Reproduce all lines of the listing below in which the word "外贸工作实习报告" occurs.

============================================================

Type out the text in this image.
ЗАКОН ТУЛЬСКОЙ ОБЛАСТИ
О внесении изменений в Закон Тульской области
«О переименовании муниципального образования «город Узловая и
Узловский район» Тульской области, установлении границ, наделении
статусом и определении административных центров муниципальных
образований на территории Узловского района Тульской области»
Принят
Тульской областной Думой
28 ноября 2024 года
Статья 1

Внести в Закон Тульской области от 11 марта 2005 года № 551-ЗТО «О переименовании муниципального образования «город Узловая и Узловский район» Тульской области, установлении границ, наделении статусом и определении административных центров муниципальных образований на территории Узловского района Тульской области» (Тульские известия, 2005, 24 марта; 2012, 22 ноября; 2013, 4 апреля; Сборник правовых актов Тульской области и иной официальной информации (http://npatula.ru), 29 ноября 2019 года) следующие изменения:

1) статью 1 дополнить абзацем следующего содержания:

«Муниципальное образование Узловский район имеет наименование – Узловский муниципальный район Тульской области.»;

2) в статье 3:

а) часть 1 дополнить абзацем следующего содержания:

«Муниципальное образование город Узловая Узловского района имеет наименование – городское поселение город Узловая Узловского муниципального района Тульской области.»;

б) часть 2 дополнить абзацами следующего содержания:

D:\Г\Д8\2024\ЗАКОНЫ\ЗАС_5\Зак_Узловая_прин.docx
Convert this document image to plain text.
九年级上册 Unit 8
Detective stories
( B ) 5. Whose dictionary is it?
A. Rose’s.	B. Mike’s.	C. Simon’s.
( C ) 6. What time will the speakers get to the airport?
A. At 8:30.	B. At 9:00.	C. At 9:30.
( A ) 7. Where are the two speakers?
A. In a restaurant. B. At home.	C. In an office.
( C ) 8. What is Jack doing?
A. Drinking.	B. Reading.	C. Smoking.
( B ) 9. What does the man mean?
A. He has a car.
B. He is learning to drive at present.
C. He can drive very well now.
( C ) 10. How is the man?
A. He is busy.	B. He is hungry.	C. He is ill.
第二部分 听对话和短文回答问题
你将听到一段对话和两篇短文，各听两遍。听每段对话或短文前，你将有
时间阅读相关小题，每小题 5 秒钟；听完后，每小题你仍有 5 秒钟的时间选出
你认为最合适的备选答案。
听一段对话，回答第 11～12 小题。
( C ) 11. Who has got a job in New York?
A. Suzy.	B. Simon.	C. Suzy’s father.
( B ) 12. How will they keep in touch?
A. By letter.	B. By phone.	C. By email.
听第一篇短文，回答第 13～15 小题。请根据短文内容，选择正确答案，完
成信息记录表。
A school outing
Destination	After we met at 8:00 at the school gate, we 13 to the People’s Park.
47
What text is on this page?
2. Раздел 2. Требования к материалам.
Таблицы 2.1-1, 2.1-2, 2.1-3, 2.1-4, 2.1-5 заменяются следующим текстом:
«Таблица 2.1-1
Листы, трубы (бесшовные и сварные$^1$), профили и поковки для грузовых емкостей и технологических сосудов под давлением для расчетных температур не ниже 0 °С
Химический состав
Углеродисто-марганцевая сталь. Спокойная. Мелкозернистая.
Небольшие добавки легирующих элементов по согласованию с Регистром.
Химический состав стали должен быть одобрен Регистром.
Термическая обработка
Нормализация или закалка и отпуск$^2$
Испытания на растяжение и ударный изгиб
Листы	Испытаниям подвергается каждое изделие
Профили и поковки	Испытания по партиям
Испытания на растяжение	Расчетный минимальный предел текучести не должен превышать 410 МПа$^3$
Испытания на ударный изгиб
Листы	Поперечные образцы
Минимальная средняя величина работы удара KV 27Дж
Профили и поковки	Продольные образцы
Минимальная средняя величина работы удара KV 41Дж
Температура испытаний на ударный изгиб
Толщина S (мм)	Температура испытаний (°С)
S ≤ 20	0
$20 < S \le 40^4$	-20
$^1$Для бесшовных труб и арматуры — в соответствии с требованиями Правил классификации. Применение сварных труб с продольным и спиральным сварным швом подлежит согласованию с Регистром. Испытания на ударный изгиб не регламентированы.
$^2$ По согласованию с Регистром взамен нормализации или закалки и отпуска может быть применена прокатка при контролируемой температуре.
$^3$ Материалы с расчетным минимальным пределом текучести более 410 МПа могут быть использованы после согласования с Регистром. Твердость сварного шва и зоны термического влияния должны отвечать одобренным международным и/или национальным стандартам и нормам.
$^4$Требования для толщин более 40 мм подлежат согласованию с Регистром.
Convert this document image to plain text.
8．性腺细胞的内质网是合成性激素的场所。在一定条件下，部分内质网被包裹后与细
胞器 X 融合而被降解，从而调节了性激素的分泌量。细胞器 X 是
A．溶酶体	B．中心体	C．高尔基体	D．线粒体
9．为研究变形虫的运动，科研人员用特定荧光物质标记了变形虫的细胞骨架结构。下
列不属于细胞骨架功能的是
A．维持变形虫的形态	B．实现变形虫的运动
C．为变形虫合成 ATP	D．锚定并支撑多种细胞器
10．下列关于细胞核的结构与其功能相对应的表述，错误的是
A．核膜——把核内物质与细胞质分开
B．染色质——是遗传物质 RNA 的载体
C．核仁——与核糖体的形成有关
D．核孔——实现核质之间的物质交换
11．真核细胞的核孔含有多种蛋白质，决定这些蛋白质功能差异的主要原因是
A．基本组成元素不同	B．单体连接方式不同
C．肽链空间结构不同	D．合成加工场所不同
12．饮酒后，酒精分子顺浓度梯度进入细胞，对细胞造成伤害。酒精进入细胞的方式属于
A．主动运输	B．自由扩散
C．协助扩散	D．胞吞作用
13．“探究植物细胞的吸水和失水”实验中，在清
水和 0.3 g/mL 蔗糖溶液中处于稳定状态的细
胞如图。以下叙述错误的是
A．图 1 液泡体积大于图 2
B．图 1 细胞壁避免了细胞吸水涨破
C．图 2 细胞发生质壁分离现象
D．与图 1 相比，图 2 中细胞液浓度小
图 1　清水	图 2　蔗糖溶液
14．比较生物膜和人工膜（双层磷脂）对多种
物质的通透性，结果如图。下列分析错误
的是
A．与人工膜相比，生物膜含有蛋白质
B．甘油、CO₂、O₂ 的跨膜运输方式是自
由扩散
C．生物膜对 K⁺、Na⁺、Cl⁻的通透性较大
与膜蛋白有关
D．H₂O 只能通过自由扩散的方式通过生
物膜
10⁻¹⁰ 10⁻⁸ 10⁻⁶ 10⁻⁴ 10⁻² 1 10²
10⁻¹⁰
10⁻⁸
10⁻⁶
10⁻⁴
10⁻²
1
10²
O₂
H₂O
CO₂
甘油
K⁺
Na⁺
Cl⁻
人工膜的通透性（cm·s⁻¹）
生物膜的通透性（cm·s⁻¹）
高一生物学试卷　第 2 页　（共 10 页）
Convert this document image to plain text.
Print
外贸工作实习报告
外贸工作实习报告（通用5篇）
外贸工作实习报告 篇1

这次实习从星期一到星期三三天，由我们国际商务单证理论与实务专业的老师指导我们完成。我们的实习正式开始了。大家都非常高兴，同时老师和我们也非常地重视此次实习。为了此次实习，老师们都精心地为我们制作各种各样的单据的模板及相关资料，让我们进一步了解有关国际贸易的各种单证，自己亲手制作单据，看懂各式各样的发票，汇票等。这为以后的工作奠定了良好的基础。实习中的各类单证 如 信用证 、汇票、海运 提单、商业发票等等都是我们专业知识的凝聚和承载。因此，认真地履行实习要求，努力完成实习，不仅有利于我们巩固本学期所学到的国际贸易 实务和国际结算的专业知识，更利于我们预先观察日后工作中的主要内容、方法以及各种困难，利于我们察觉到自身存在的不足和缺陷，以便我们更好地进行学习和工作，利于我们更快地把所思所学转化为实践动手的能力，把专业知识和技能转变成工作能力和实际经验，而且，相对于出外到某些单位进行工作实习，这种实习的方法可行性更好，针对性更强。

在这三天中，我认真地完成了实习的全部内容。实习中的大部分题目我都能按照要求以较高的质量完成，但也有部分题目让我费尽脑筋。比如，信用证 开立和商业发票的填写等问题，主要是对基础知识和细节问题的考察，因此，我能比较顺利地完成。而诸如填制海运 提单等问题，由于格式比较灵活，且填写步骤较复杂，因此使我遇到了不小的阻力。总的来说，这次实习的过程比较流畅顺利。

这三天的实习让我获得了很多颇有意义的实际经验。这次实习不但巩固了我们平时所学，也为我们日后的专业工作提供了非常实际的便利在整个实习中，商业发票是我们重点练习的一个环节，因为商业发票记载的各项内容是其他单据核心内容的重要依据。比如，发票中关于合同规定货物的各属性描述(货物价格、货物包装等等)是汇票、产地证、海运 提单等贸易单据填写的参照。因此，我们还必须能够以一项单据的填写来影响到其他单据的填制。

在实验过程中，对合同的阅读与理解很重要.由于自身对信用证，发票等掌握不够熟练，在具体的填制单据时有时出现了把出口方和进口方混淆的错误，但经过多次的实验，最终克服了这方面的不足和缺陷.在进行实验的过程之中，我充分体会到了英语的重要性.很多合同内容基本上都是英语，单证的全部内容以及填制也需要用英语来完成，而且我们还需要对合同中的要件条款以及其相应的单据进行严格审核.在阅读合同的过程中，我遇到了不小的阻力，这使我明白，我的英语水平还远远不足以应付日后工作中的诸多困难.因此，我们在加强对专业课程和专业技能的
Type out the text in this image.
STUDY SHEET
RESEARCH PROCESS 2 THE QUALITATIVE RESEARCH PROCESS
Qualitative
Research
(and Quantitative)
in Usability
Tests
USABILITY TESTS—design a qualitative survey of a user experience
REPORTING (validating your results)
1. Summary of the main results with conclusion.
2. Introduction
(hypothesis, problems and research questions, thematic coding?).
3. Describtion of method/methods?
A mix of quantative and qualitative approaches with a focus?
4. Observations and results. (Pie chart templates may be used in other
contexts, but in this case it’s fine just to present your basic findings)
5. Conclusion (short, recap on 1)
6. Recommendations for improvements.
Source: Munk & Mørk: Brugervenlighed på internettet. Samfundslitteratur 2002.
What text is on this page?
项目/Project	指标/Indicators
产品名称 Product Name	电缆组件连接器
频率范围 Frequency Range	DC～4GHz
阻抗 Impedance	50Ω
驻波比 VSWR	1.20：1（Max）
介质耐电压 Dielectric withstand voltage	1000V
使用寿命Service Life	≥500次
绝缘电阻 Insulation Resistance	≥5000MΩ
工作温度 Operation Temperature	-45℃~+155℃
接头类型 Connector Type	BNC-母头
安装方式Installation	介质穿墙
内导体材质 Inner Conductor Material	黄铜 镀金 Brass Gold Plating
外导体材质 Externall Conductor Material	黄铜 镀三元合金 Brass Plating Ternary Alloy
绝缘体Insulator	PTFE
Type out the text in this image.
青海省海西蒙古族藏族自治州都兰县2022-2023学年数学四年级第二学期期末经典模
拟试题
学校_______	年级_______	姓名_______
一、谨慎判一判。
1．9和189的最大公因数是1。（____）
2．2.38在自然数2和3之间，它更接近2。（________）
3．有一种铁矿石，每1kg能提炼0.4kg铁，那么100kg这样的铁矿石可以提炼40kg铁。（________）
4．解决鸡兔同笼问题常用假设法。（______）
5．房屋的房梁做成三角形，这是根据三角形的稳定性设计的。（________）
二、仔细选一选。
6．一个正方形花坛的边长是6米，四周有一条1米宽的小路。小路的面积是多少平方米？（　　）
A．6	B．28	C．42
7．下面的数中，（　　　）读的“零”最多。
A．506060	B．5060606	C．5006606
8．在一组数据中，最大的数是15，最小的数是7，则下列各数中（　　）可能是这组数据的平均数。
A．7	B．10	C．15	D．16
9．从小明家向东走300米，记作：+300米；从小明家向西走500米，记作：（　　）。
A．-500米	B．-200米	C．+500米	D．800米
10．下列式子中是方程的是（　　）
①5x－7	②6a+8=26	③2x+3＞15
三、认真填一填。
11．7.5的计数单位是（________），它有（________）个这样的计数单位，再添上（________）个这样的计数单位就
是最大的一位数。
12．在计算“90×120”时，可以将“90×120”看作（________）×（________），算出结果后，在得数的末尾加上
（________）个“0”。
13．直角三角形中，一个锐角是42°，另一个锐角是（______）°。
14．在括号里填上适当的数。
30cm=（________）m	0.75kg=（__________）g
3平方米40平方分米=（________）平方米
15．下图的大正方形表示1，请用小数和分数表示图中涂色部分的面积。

============================================================

The response —
外贸工作实习报告
外贸工作实习报告（通用5篇）
外贸工作实习报告 篇1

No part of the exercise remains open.